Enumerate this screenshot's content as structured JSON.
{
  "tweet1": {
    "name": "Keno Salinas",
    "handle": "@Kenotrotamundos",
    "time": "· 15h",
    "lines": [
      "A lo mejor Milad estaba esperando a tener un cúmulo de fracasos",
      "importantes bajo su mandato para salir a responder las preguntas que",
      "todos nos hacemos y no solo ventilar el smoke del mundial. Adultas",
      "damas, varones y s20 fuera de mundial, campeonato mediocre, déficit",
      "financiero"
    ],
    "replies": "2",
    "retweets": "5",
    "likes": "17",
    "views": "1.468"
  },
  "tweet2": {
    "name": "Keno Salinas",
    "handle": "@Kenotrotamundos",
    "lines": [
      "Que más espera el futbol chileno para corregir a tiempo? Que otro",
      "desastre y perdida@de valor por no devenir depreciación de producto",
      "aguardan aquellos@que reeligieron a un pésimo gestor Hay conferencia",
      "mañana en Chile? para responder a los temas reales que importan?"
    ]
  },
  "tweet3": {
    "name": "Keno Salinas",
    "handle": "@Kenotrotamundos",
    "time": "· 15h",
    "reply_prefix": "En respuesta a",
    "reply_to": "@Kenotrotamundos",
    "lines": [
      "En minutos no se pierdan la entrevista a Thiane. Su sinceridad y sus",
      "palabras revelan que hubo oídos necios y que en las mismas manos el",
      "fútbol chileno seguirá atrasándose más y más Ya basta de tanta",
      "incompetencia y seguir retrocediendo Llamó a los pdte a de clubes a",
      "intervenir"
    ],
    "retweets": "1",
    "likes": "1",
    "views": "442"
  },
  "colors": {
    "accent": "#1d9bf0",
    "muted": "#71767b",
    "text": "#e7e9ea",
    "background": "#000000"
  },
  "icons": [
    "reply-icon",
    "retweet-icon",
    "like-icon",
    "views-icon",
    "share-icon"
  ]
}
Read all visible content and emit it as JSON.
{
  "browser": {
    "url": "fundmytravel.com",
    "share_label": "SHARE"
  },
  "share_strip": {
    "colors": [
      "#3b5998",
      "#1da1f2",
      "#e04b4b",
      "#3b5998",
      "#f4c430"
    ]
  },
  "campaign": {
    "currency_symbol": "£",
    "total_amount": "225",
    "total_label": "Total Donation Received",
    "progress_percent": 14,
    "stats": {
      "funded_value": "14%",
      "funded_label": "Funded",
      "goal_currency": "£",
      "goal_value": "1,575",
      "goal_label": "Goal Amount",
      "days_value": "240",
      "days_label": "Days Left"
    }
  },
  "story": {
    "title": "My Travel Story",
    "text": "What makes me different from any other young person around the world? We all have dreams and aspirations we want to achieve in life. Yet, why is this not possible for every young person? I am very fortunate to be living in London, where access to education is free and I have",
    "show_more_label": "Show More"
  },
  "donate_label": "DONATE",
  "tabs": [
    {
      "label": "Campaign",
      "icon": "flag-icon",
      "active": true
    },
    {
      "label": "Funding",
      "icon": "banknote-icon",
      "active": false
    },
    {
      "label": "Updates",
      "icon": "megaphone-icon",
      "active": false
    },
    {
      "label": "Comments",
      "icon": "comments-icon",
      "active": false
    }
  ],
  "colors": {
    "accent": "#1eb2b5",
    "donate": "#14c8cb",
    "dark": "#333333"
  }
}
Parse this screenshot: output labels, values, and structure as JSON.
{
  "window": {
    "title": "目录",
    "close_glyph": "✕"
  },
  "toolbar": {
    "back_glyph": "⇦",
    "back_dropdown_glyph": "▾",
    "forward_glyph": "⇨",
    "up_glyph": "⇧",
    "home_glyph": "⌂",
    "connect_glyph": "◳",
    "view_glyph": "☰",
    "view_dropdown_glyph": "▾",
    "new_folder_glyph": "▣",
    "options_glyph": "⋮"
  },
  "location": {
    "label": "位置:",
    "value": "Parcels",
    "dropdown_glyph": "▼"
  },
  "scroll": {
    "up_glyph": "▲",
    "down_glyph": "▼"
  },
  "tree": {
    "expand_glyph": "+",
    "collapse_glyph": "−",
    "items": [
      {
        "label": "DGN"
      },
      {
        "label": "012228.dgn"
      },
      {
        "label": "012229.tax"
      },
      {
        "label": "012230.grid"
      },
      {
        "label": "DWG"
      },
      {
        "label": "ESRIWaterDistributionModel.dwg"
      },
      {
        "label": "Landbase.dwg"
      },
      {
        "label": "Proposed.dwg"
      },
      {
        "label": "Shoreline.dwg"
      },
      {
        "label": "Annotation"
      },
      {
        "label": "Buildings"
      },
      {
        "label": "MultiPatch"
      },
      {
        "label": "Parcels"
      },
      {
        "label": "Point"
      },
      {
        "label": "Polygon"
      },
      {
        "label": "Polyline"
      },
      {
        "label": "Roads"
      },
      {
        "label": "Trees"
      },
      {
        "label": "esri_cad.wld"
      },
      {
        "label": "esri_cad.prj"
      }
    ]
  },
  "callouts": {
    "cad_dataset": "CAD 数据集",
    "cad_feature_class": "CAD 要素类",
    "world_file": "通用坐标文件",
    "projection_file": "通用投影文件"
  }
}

→ **Task statement**: Identify the lines above that contain the word "mundial", then copy them.

→ **Solution to the exercise**:
      "todos nos hacemos y no solo ventilar el smoke del mundial. Adultas",
      "damas, varones y s20 fuera de mundial, campeonato mediocre, déficit",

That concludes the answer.